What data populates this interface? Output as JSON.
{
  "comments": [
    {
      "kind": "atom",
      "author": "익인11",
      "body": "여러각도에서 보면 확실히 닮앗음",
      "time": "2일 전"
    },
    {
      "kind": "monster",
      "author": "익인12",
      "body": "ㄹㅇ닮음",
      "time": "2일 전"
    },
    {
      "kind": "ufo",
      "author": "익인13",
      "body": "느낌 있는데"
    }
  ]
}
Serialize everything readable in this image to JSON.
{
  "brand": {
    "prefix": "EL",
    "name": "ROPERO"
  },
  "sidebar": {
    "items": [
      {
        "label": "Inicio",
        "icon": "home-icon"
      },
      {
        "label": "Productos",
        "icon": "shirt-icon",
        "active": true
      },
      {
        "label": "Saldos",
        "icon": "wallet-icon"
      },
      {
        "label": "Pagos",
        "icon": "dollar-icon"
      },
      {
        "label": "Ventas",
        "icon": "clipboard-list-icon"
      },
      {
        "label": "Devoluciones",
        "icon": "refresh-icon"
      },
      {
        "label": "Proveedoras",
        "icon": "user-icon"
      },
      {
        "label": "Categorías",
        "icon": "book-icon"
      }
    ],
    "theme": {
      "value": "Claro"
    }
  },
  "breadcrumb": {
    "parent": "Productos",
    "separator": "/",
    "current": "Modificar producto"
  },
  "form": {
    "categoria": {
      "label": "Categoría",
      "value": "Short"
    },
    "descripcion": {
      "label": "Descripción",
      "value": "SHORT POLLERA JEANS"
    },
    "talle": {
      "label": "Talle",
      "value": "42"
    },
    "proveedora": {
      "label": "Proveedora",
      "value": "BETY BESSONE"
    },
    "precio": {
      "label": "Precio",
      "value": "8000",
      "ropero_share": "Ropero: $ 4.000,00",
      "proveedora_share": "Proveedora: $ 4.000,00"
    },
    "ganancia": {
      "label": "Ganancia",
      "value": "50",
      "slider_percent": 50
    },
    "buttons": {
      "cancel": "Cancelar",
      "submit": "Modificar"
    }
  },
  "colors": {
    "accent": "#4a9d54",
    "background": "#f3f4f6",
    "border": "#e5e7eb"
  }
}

·····

- TASK REQUIREMENTS:
Which lines in the listing above hold the word "icon"? Show each of them.

- ANSWER TO THE EXERCISE:
        "icon": "home-icon"
        "icon": "shirt-icon",
        "icon": "wallet-icon"
        "icon": "dollar-icon"
        "icon": "clipboard-list-icon"
        "icon": "refresh-icon"
        "icon": "user-icon"
        "icon": "book-icon"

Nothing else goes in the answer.